• _Exercises to complete_:
A. Transcribe the part of the kernel bug thread from "[Lxc-users] Kernel 2.6.33-rc6, 3" to "solve his problem.".
B. Can you reproduce the records from the line with "wire R4 branch" to the line with "svg-text:DD1.1: DD1.1 <box>185", swapping "resistor" for "res" and changing nothing else? Give only those lines.

• _Text segment_:

[Lxc-users] Kernel 2.6.33-rc6, 3 bugs container specific.

Wed Feb 3 10:51:33 UTC 2010

Serge E. Hallyn wrote:
> Quoting Jean-Marc Pigeon (jmp at safe.ca):
>> Hello,
>>
>>
>>> I was wondering out loud about the best design to solve his problem.
>>>
>>> If we try to redirect kernel-generated messages to containers, we have
>>> several problems, including whether we need to duplicate the messages
>>> to the host container.  So in one sense it seems more flexible to
>>> 	1. send everything to host syslog
>> 		No, if we do that all CONTs message will reach
>> 		the same bucket and it will be difficult to sort
>> 		them out..
>> 		CONT sys_admin and HOST sys_admin could be different
>> 		"entity", so you debug CONT config and critical
>> 		needed information reach HOST (which you do not 
>> 		have access to).
> 
> Yes, so a privileged task on HOST must pass that information back to
> you on CONT.  That is not a valid complaint imo.  But how to sort the
> msgs out is a valid question.
> 
> We need some sort of identifier, unique system-wide, attached to.. something.
> Is ifindex unique system-wide right now?  Oh, IIRC it is, but we wnat it to
> be containerized, so that would be a bad choice :)
> 
>>> 	2. clamp down on syslog use by processes not in the init_user_ns
>> 		Could give me more detail??...
> 
> Simplest choices would be to just refuse sys_syslog() and open(/proc/kmsg)
> altogether from a container, or to only allow reading/writing messages
> to own syslog.  (I had hoped to find time to try out the second option but
> simply haven't had the time, and it doesn't look like I will very soon.
> So if anyone else wants to, pls jump at it...)

• _Dataset_:
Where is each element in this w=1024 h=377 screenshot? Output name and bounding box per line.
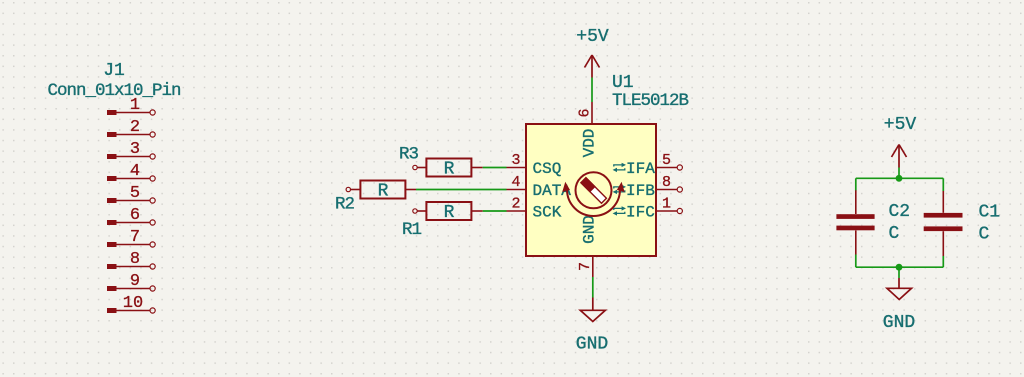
U1 pin 2 (SCK) stub [507,210,527,212]
svg-text:IFB: IFB [626,182,655,200]
svg-text:TLE5012B: TLE5012B [612,91,689,111]
svg-text:5: 5 [130,184,140,203]
svg-text:7: 7 [577,262,594,271]
svg-text:R: R [378,182,389,202]
svg-text:8: 8 [662,174,671,191]
svg-text:6: 6 [577,108,594,117]
resistor R3 [413,159,483,177]
U1 pin 6 (VDD, top) [591,102,593,124]
svg-text:IFA: IFA [626,160,655,178]
svg-text:GND: GND [581,215,599,244]
junction top rail [896,175,903,182]
svg-text:6: 6 [130,206,140,225]
svg-text:R: R [444,160,455,180]
svg-text:CSQ: CSQ [533,160,562,178]
svg-text:3: 3 [130,140,140,159]
svg-text:J1: J1 [103,61,125,81]
wire top rail [856,177,944,179]
svg-text:GND: GND [576,335,608,355]
wire U1 pin 6 to +5V [591,78,593,103]
svg-text:9: 9 [130,272,140,291]
wire capacitor rail to +5V [898,168,900,179]
wire top rail to C1 [942,178,944,191]
svg-text:C: C [889,224,900,244]
U1 pin name IFA with bidirectional arrows [613,160,656,178]
capacitor C1 [924,191,963,256]
U1 pin 7 (GND, bottom) [592,256,594,277]
resistor R2 [346,181,416,199]
U1 pin 1 (IFC) stub [656,208,682,213]
connector J1 pin 8 [107,264,155,269]
svg-text:4: 4 [130,162,140,181]
svg-text:C: C [979,225,990,245]
power symbol +5V (U1) [585,55,600,78]
ground symbol GND (capacitors) [887,278,912,300]
svg-text:GND: GND [883,313,915,333]
wire R1 to pin 2 [483,210,507,212]
svg-text:1: 1 [130,96,140,115]
svg-text:+5V: +5V [884,115,917,135]
U1 pin 5 (IFA) stub [656,165,682,170]
wire U1 pin 7 to GND [592,277,594,298]
svg-text:Conn_01x10_Pin: Conn_01x10_Pin [47,81,180,101]
U1 pin name IFC with bidirectional arrows [613,203,655,221]
svg-text:R2: R2 [335,195,355,215]
svg-text:+5V: +5V [576,27,609,47]
connector J1 pin 2 [107,132,155,137]
ground symbol GND (U1) [580,298,605,322]
wire R2 to pin 4 [416,189,507,191]
wire bottom rail to GND [898,267,900,278]
svg-text:7: 7 [130,228,140,247]
U1 rotation arc with arrows [562,182,624,216]
wire C2 to bottom rail [855,255,857,268]
wire top rail to C2 [855,178,857,190]
wire C1 to bottom rail [942,256,944,267]
connector J1 pin 9 [107,286,155,291]
svg-text:R: R [444,203,455,223]
svg-text:C1: C1 [979,203,1001,223]
op-amp U1 body [526,124,656,256]
U1 magnet icon circle [576,172,612,208]
wire R3 to pin 3 [483,167,507,169]
connector J1 pin 1 [107,110,155,115]
svg-text:10: 10 [123,294,143,313]
power symbol +5V (capacitors) [892,145,907,168]
svg-text:VDD: VDD [581,129,599,158]
connector J1 pin 7 [107,242,155,247]
svg-text:IFC: IFC [626,203,655,221]
connector J1 pin 5 [107,198,155,203]
svg-text:5: 5 [662,152,671,169]
connector J1 pin 4 [107,176,155,181]
svg-text:C2: C2 [889,202,911,222]
U1 pin 4 (DATA) stub [507,189,527,191]
connector J1 pin 6 [107,220,155,225]
svg-text:2: 2 [130,118,140,137]
connector J1 pin 3 [107,154,155,159]
svg-text:1: 1 [662,196,671,213]
svg-text:SCK: SCK [533,204,562,222]
U1 pin name IFB with bidirectional arrows [613,182,655,200]
connector J1 pin 10 [107,308,155,313]
capacitor C2 [836,190,874,254]
wire bottom rail [856,266,944,268]
svg-text:2: 2 [511,196,520,213]
svg-text:R3: R3 [399,145,419,165]
svg-text:3: 3 [511,152,520,169]
U1 pin 8 (IFB) stub [656,187,682,192]
resistor R1 [413,202,483,220]
U1 magnet bar [581,178,606,203]
U1 pin 3 (CSQ) stub [507,167,527,169]
junction bottom rail [896,264,903,271]
svg-text:4: 4 [511,174,520,191]
svg-text:R1: R1 [402,220,422,240]
svg-text:U1: U1 [612,73,634,93]
svg-text:8: 8 [130,250,140,269]
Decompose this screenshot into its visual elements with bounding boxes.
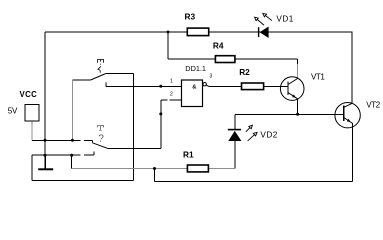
wire R4 branch vertical <box>167 32 169 59</box>
svg-text:R3: R3 <box>185 12 196 22</box>
node dots <box>44 31 300 171</box>
transistor VT2 <box>335 103 360 128</box>
wire row2 to R1 row branch <box>71 155 73 168</box>
resistor R4 <box>215 56 235 63</box>
switch SA1 lever <box>91 74 106 81</box>
wire VT1 collector vertical (gray) <box>297 59 299 64</box>
node pin1 row <box>159 85 162 88</box>
node R1 row / VT2 emitter <box>153 167 156 170</box>
diode VD2 <box>228 129 242 141</box>
wire ground stub <box>44 155 46 168</box>
svg-text:R1: R1 <box>183 150 194 160</box>
wire right rail (VT2 collector feed) <box>351 32 353 104</box>
wire SA1 line B <box>106 72 134 74</box>
op-amp gate DD1.1 box <box>182 80 203 107</box>
wire bottom-left rail <box>32 179 134 181</box>
svg-text:VT2: VT2 <box>366 101 380 110</box>
wire SA2 common row <box>107 147 160 149</box>
wire gate output diagonal <box>203 83 206 86</box>
svg-text:VD2: VD2 <box>260 131 277 140</box>
wire left drop <box>31 155 33 180</box>
wire SA1 line C / gate pin1 row <box>106 83 182 87</box>
svg-text:VCC: VCC <box>20 90 38 99</box>
svg-text:2: 2 <box>170 92 173 98</box>
wire R2 to VT1 base <box>264 85 288 87</box>
node top rail / R4 <box>167 31 170 34</box>
wire row2 to switch SA2 bottom contact <box>32 151 94 155</box>
wire mid vertical <box>133 73 135 180</box>
wire VD2 stem bottom <box>234 141 236 169</box>
resistor R2 <box>242 83 264 90</box>
VCC source box <box>25 105 39 122</box>
svg-text:R4: R4 <box>213 40 224 50</box>
wire row1 to switch SA2 top contact <box>32 139 93 141</box>
wire gate pin2 row <box>161 99 182 101</box>
switch SA2 label glyphs <box>97 126 104 142</box>
LED arrows VD1 <box>255 13 272 25</box>
switch SA2 lever <box>91 140 93 142</box>
node row2 ground <box>44 154 47 157</box>
svg-text:DD1.1: DD1.1 <box>185 64 206 73</box>
wire vertical pin2 to switch SA2 common <box>160 100 162 148</box>
svg-text:R2: R2 <box>239 67 250 77</box>
node row1 sw vert <box>71 139 74 142</box>
diode VD1 <box>258 27 269 39</box>
wire gate output row to R2 <box>209 85 242 87</box>
wire VCC stub (gray) <box>31 121 33 140</box>
node row2 R1 branch <box>70 154 73 157</box>
wire R4 row <box>168 58 298 60</box>
node row1 left rail <box>44 139 47 142</box>
LED arrows VD2 <box>246 125 257 141</box>
node mid dot <box>159 112 162 115</box>
wire vertical from SA1 to row1 (gray) <box>71 80 73 140</box>
resistor R3 <box>187 28 208 35</box>
svg-text:VT1: VT1 <box>311 73 325 82</box>
wire left rail <box>44 32 46 155</box>
svg-text:VD1: VD1 <box>276 15 293 24</box>
switch SA1 contact line <box>72 79 90 81</box>
wire VD2 stem top <box>234 114 236 129</box>
transistor VT1 <box>280 77 304 115</box>
switch SA1 label glyphs <box>97 60 104 73</box>
svg-text:3: 3 <box>210 74 213 80</box>
wire bottom-right rail <box>155 124 353 182</box>
resistor R1 <box>187 165 208 172</box>
svg-text:1: 1 <box>170 78 173 84</box>
svg-text:5V: 5V <box>8 107 18 116</box>
wire top rail <box>45 31 352 33</box>
wire R1 row (gray) <box>72 168 235 170</box>
ground <box>38 168 53 170</box>
wire emitter row <box>235 113 343 115</box>
node VT1 emitter <box>296 113 299 116</box>
svg-text:&: & <box>192 84 196 90</box>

• _Outputs in order_:
A.
[Lxc-users] Kernel 2.6.33-rc6, 3 bugs container specific.

Wed Feb 3 10:51:33 UTC 2010

Serge E. Hallyn wrote:
> Quoting Jean-Marc Pigeon (jmp at safe.ca):
>> Hello,
>>
>>
>>> I was wondering out loud about the best design to solve his problem.

B.
wire R4 branch vertical <box>167 32 169 59</box>
svg-text:R3: R3 <box>185 12 196 22</box>
node dots <box>44 31 300 171</box>
transistor VT2 <box>335 103 360 128</box>
wire row2 to R1 row branch <box>71 155 73 168</box>
res R4 <box>215 56 235 63</box>
switch SA1 lever <box>91 74 106 81</box>
wire VT1 collector vertical (gray) <box>297 59 299 64</box>
node pin1 row <box>159 85 162 88</box>
node R1 row / VT2 emitter <box>153 167 156 170</box>
diode VD2 <box>228 129 242 141</box>
wire ground stub <box>44 155 46 168</box>
svg-text:R1: R1 <box>183 150 194 160</box>
wire right rail (VT2 collector feed) <box>351 32 353 104</box>
wire SA1 line B <box>106 72 134 74</box>
op-amp gate DD1.1 box <box>182 80 203 107</box>
wire bottom-left rail <box>32 179 134 181</box>
svg-text:VT2: VT2 <box>366 101 380 110</box>
wire SA2 common row <box>107 147 160 149</box>
wire gate output diagonal <box>203 83 206 86</box>
svg-text:VD2: VD2 <box>260 131 277 140</box>
wire left drop <box>31 155 33 180</box>
wire SA1 line C / gate pin1 row <box>106 83 182 87</box>
svg-text:VCC: VCC <box>20 90 38 99</box>
svg-text:2: 2 <box>170 92 173 98</box>
wire R2 to VT1 base <box>264 85 288 87</box>
node top rail / R4 <box>167 31 170 34</box>
wire row2 to switch SA2 bottom contact <box>32 151 94 155</box>
wire mid vertical <box>133 73 135 180</box>
wire VD2 stem bottom <box>234 141 236 169</box>
res R2 <box>242 83 264 90</box>
VCC source box <box>25 105 39 122</box>
svg-text:R4: R4 <box>213 40 224 50</box>
wire row1 to switch SA2 top contact <box>32 139 93 141</box>
wire gate pin2 row <box>161 99 182 101</box>
switch SA2 label glyphs <box>97 126 104 142</box>
LED arrows VD1 <box>255 13 272 25</box>
switch SA2 lever <box>91 140 93 142</box>
node row2 ground <box>44 154 47 157</box>
svg-text:DD1.1: DD1.1 <box>185 64 206 73</box>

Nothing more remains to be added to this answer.